- [INPUT ROWS]:
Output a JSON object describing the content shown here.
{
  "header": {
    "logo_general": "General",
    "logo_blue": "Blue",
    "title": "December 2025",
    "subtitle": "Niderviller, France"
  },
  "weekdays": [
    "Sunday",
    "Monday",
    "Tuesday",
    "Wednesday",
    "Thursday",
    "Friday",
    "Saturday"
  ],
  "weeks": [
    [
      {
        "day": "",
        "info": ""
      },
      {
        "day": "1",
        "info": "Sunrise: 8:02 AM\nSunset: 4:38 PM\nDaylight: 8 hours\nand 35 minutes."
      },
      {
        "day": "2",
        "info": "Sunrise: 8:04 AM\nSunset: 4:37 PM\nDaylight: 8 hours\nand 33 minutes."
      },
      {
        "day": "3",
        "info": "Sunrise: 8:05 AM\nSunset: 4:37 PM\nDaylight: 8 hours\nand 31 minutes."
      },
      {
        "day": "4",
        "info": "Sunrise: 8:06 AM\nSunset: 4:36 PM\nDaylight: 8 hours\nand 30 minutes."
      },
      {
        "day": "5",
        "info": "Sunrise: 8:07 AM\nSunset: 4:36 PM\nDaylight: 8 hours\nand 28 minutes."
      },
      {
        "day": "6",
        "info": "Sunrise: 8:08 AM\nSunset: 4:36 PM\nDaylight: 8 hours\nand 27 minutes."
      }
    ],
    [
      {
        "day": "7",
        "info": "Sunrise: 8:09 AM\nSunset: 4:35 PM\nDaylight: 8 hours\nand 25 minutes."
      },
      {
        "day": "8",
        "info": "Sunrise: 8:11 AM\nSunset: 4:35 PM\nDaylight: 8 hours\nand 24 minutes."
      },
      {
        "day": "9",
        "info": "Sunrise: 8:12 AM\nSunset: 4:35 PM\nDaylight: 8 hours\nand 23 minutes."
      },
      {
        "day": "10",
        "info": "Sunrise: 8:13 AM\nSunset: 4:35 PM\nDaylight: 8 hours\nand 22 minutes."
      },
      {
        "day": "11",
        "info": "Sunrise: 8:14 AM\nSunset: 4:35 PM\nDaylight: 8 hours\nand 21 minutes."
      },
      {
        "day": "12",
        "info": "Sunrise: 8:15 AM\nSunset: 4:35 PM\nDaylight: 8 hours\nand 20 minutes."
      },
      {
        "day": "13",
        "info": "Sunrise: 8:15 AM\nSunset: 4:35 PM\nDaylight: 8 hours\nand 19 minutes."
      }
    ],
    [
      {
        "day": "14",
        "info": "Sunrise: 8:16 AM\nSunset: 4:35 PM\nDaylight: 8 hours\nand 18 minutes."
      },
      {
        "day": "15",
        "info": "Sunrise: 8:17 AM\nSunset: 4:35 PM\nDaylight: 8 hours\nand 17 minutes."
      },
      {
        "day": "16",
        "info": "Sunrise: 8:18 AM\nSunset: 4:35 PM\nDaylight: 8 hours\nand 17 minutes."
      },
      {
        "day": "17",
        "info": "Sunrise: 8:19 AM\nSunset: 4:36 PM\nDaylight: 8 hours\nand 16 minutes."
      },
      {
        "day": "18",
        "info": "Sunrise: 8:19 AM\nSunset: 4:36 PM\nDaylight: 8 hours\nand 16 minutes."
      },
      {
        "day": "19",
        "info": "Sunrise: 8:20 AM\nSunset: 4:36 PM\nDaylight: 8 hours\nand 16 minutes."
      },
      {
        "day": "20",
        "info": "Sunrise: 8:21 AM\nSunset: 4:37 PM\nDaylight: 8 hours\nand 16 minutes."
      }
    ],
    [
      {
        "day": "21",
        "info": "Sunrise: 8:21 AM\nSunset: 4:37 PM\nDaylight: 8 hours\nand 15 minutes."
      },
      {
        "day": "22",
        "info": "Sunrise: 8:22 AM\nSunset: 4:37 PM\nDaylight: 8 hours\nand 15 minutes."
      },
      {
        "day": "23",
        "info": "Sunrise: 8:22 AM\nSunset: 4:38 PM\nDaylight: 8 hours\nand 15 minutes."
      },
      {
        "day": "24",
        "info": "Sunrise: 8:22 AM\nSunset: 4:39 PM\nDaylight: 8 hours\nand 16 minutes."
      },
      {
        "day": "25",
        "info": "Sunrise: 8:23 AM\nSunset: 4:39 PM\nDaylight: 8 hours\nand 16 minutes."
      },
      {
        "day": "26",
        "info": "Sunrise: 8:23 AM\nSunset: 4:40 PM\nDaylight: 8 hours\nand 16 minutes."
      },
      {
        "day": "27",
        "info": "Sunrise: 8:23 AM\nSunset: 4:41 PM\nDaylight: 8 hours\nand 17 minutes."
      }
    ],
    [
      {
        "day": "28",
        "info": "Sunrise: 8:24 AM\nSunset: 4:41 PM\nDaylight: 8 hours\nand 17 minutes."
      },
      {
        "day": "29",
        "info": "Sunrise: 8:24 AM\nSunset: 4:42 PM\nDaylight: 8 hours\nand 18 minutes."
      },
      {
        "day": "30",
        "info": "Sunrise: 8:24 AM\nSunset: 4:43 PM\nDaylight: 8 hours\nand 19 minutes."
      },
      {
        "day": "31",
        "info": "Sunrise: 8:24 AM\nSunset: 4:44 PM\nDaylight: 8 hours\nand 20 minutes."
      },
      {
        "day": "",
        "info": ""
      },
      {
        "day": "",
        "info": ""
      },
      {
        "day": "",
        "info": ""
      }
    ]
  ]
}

- [WRITTEN REQUEST]:
Every line above should be written out again exactly as it stands.

- [FINISHED TASK]:
Output a JSON object describing the content shown here.
{
  "header": {
    "logo_general": "General",
    "logo_blue": "Blue",
    "title": "December 2025",
    "subtitle": "Niderviller, France"
  },
  "weekdays": [
    "Sunday",
    "Monday",
    "Tuesday",
    "Wednesday",
    "Thursday",
    "Friday",
    "Saturday"
  ],
  "weeks": [
    [
      {
        "day": "",
        "info": ""
      },
      {
        "day": "1",
        "info": "Sunrise: 8:02 AM\nSunset: 4:38 PM\nDaylight: 8 hours\nand 35 minutes."
      },
      {
        "day": "2",
        "info": "Sunrise: 8:04 AM\nSunset: 4:37 PM\nDaylight: 8 hours\nand 33 minutes."
      },
      {
        "day": "3",
        "info": "Sunrise: 8:05 AM\nSunset: 4:37 PM\nDaylight: 8 hours\nand 31 minutes."
      },
      {
        "day": "4",
        "info": "Sunrise: 8:06 AM\nSunset: 4:36 PM\nDaylight: 8 hours\nand 30 minutes."
      },
      {
        "day": "5",
        "info": "Sunrise: 8:07 AM\nSunset: 4:36 PM\nDaylight: 8 hours\nand 28 minutes."
      },
      {
        "day": "6",
        "info": "Sunrise: 8:08 AM\nSunset: 4:36 PM\nDaylight: 8 hours\nand 27 minutes."
      }
    ],
    [
      {
        "day": "7",
        "info": "Sunrise: 8:09 AM\nSunset: 4:35 PM\nDaylight: 8 hours\nand 25 minutes."
      },
      {
        "day": "8",
        "info": "Sunrise: 8:11 AM\nSunset: 4:35 PM\nDaylight: 8 hours\nand 24 minutes."
      },
      {
        "day": "9",
        "info": "Sunrise: 8:12 AM\nSunset: 4:35 PM\nDaylight: 8 hours\nand 23 minutes."
      },
      {
        "day": "10",
        "info": "Sunrise: 8:13 AM\nSunset: 4:35 PM\nDaylight: 8 hours\nand 22 minutes."
      },
      {
        "day": "11",
        "info": "Sunrise: 8:14 AM\nSunset: 4:35 PM\nDaylight: 8 hours\nand 21 minutes."
      },
      {
        "day": "12",
        "info": "Sunrise: 8:15 AM\nSunset: 4:35 PM\nDaylight: 8 hours\nand 20 minutes."
      },
      {
        "day": "13",
        "info": "Sunrise: 8:15 AM\nSunset: 4:35 PM\nDaylight: 8 hours\nand 19 minutes."
      }
    ],
    [
      {
        "day": "14",
        "info": "Sunrise: 8:16 AM\nSunset: 4:35 PM\nDaylight: 8 hours\nand 18 minutes."
      },
      {
        "day": "15",
        "info": "Sunrise: 8:17 AM\nSunset: 4:35 PM\nDaylight: 8 hours\nand 17 minutes."
      },
      {
        "day": "16",
        "info": "Sunrise: 8:18 AM\nSunset: 4:35 PM\nDaylight: 8 hours\nand 17 minutes."
      },
      {
        "day": "17",
        "info": "Sunrise: 8:19 AM\nSunset: 4:36 PM\nDaylight: 8 hours\nand 16 minutes."
      },
      {
        "day": "18",
        "info": "Sunrise: 8:19 AM\nSunset: 4:36 PM\nDaylight: 8 hours\nand 16 minutes."
      },
      {
        "day": "19",
        "info": "Sunrise: 8:20 AM\nSunset: 4:36 PM\nDaylight: 8 hours\nand 16 minutes."
      },
      {
        "day": "20",
        "info": "Sunrise: 8:21 AM\nSunset: 4:37 PM\nDaylight: 8 hours\nand 16 minutes."
      }
    ],
    [
      {
        "day": "21",
        "info": "Sunrise: 8:21 AM\nSunset: 4:37 PM\nDaylight: 8 hours\nand 15 minutes."
      },
      {
        "day": "22",
        "info": "Sunrise: 8:22 AM\nSunset: 4:37 PM\nDaylight: 8 hours\nand 15 minutes."
      },
      {
        "day": "23",
        "info": "Sunrise: 8:22 AM\nSunset: 4:38 PM\nDaylight: 8 hours\nand 15 minutes."
      },
      {
        "day": "24",
        "info": "Sunrise: 8:22 AM\nSunset: 4:39 PM\nDaylight: 8 hours\nand 16 minutes."
      },
      {
        "day": "25",
        "info": "Sunrise: 8:23 AM\nSunset: 4:39 PM\nDaylight: 8 hours\nand 16 minutes."
      },
      {
        "day": "26",
        "info": "Sunrise: 8:23 AM\nSunset: 4:40 PM\nDaylight: 8 hours\nand 16 minutes."
      },
      {
        "day": "27",
        "info": "Sunrise: 8:23 AM\nSunset: 4:41 PM\nDaylight: 8 hours\nand 17 minutes."
      }
    ],
    [
      {
        "day": "28",
        "info": "Sunrise: 8:24 AM\nSunset: 4:41 PM\nDaylight: 8 hours\nand 17 minutes."
      },
      {
        "day": "29",
        "info": "Sunrise: 8:24 AM\nSunset: 4:42 PM\nDaylight: 8 hours\nand 18 minutes."
      },
      {
        "day": "30",
        "info": "Sunrise: 8:24 AM\nSunset: 4:43 PM\nDaylight: 8 hours\nand 19 minutes."
      },
      {
        "day": "31",
        "info": "Sunrise: 8:24 AM\nSunset: 4:44 PM\nDaylight: 8 hours\nand 20 minutes."
      },
      {
        "day": "",
        "info": ""
      },
      {
        "day": "",
        "info": ""
      },
      {
        "day": "",
        "info": ""
      }
    ]
  ]
}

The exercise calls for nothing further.